▶ _Task brief_: Look for "égalité" in each line of the entries, and return the matching lines.

▶ _Input rows_:
>>>

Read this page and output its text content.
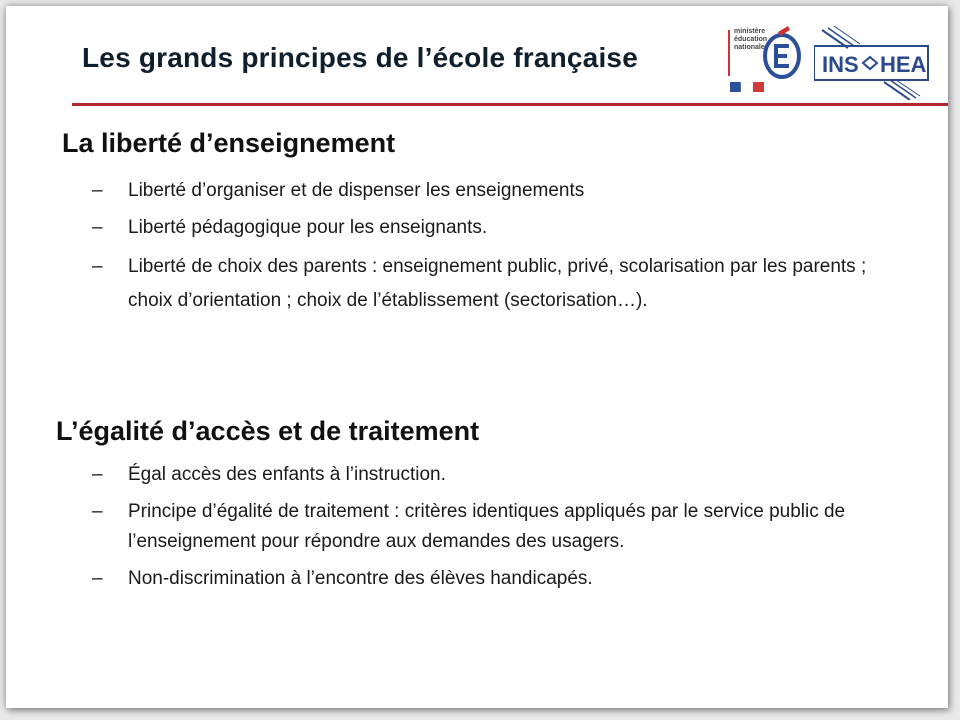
Les grands principes de l’école française
ministère
éducation
nationale
INS HEA
La liberté d’enseignement
– Liberté d’organiser et de dispenser les enseignements
– Liberté pédagogique pour les enseignants.
– Liberté de choix des parents : enseignement public, privé, scolarisation par les parents ; choix d’orientation ; choix de l’établissement (sectorisation…).
L’égalité d’accès et de traitement
– Égal accès des enfants à l’instruction.
– Principe d’égalité de traitement : critères identiques appliqués par le service public de l’enseignement pour répondre aux demandes des usagers.
– Non-discrimination à l’encontre des élèves handicapés.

<<<

▶ _Result for this task_:
L’égalité d’accès et de traitement
– Principe d’égalité de traitement : critères identiques appliqués par le service public de l’enseignement pour répondre aux demandes des usagers.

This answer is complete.